======== Input ========
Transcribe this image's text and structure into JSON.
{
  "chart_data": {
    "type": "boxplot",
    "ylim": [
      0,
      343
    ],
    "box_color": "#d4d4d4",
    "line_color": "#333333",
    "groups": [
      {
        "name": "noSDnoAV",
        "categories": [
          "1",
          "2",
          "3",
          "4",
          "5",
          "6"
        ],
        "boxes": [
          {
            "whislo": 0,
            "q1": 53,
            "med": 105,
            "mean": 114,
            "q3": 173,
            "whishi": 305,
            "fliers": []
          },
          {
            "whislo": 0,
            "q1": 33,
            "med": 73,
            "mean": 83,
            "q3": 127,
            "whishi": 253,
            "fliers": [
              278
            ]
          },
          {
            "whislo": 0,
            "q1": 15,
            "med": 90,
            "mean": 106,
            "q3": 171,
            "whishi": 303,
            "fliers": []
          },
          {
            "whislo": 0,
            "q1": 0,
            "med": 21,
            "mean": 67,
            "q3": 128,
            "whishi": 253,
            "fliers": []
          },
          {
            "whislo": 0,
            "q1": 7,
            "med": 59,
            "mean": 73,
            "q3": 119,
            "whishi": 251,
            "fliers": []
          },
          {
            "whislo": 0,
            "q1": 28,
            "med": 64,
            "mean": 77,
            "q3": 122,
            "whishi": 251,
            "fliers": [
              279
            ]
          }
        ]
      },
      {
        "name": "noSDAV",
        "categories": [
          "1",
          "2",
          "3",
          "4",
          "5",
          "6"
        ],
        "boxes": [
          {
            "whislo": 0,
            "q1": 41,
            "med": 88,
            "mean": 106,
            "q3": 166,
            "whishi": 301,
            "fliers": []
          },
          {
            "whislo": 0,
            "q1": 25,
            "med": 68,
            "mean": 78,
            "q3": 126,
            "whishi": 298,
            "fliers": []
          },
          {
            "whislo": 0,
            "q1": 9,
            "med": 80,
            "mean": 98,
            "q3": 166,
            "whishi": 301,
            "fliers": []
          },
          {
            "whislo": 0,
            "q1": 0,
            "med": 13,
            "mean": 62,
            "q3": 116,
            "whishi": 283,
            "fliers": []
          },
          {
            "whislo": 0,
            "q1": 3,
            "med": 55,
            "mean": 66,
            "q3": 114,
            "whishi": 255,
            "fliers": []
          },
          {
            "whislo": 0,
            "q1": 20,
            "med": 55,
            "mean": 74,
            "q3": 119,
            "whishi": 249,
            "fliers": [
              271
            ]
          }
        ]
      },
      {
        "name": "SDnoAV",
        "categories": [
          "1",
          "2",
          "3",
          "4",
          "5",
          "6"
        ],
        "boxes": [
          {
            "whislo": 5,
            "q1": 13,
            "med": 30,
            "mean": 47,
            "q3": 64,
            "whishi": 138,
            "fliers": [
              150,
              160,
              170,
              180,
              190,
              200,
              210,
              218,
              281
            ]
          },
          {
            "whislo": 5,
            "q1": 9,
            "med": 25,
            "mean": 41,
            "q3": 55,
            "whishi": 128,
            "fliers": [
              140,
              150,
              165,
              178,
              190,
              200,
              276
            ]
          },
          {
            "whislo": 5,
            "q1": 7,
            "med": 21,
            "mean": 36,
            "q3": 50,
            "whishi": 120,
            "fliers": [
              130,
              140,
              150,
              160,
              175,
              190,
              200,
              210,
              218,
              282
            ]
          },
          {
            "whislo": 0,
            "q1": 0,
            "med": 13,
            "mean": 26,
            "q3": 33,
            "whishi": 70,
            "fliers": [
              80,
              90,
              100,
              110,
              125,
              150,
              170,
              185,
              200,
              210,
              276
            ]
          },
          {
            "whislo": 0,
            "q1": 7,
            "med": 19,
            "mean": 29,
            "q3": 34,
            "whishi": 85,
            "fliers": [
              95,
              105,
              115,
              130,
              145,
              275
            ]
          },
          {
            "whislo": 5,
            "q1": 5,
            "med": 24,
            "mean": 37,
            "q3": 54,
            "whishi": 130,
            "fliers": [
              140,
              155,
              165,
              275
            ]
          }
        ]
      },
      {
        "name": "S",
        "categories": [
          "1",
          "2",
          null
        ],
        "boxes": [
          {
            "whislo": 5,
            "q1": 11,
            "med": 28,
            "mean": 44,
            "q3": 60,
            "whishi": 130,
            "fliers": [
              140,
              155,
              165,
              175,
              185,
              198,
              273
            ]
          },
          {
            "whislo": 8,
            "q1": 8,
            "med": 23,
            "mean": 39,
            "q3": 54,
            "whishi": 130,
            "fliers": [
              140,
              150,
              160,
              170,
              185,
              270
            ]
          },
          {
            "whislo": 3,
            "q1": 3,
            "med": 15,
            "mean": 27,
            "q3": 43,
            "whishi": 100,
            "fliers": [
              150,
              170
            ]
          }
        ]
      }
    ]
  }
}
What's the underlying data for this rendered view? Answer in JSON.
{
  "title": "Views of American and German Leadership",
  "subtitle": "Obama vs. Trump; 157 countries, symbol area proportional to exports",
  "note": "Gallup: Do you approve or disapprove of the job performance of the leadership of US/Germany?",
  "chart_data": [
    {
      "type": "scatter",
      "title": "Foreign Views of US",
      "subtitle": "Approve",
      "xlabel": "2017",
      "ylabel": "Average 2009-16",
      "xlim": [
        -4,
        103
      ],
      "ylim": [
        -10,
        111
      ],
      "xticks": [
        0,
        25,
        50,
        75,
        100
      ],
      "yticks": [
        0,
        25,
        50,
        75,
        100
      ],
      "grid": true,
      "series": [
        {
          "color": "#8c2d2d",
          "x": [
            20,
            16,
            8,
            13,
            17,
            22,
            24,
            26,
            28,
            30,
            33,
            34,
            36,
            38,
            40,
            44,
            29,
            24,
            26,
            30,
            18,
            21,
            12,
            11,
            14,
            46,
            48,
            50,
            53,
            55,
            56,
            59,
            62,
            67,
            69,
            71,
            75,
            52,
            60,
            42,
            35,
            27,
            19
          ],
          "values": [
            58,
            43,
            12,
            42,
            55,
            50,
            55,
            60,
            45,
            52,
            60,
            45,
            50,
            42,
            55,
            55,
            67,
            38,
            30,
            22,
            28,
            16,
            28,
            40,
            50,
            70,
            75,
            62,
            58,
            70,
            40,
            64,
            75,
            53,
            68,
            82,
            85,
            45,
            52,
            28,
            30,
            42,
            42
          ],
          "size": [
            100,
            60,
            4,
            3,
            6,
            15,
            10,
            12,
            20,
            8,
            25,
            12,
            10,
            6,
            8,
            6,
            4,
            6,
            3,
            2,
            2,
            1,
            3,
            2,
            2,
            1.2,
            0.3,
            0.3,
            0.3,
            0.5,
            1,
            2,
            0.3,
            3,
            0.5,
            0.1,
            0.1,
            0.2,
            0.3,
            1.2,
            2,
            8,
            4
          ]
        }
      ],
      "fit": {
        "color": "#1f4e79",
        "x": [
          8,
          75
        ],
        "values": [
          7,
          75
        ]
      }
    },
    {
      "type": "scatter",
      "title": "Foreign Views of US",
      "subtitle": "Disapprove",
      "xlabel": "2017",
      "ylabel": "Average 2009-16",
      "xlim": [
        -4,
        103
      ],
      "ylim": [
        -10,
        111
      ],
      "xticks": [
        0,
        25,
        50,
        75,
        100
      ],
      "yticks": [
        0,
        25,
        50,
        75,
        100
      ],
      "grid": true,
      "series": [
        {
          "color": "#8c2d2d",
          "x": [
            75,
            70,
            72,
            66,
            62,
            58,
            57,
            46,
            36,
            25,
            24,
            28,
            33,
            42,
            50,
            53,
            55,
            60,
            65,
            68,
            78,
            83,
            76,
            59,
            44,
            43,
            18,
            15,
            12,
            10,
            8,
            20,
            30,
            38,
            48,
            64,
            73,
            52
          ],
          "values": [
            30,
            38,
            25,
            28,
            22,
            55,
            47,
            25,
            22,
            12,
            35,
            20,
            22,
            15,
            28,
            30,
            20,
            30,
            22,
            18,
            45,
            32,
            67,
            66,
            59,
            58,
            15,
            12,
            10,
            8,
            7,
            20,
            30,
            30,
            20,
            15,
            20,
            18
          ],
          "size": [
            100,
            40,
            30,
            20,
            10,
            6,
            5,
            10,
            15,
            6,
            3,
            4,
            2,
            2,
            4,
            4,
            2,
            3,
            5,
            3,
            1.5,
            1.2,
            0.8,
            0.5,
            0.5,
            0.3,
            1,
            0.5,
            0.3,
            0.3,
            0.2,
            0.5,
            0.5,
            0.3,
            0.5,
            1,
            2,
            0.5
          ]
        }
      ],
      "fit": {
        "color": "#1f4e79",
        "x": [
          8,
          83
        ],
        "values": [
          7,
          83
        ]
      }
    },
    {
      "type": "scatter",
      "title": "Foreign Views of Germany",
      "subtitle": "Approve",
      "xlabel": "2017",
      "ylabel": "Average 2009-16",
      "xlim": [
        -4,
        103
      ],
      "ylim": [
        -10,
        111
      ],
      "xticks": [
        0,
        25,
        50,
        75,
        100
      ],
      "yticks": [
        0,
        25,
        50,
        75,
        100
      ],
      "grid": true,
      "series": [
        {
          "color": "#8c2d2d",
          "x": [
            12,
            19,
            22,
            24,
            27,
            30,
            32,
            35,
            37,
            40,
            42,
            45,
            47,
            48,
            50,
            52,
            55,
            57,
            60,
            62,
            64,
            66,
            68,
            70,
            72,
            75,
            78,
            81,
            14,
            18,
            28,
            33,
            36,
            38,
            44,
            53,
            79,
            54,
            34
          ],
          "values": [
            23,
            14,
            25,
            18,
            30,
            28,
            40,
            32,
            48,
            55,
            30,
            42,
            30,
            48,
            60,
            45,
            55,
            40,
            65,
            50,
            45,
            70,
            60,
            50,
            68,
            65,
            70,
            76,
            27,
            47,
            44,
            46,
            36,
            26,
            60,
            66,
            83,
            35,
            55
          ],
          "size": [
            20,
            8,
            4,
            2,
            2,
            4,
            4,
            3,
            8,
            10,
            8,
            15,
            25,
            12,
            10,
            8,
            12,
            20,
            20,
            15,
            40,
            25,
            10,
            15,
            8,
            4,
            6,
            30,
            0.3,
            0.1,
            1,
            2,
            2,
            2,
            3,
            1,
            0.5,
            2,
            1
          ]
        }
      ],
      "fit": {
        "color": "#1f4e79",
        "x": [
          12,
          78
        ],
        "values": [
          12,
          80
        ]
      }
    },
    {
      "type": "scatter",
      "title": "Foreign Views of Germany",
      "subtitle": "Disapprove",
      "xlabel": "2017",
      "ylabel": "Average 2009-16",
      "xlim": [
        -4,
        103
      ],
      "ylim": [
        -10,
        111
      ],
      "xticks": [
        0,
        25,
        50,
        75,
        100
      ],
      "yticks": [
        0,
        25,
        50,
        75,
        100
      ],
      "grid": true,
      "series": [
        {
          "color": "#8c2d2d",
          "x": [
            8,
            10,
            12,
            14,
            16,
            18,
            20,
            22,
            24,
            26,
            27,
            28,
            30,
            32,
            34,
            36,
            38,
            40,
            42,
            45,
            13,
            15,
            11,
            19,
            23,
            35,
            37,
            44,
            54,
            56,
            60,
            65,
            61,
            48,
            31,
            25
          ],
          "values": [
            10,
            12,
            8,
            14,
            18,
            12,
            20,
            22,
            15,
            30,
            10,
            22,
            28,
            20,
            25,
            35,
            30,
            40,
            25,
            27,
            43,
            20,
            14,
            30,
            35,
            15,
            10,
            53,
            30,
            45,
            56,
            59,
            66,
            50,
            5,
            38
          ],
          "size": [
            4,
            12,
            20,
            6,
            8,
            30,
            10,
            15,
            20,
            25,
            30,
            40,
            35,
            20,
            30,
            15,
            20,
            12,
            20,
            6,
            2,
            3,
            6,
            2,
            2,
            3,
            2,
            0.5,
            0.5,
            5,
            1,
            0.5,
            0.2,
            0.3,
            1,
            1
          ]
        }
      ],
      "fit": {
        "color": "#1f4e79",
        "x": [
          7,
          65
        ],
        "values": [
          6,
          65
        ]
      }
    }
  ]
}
========
• Exercise aim: Pull out every line of the records above that contains the word "JSON".

• Full answer:
Transcribe this image's text and structure into JSON.
What's the underlying data for this rendered view? Answer in JSON.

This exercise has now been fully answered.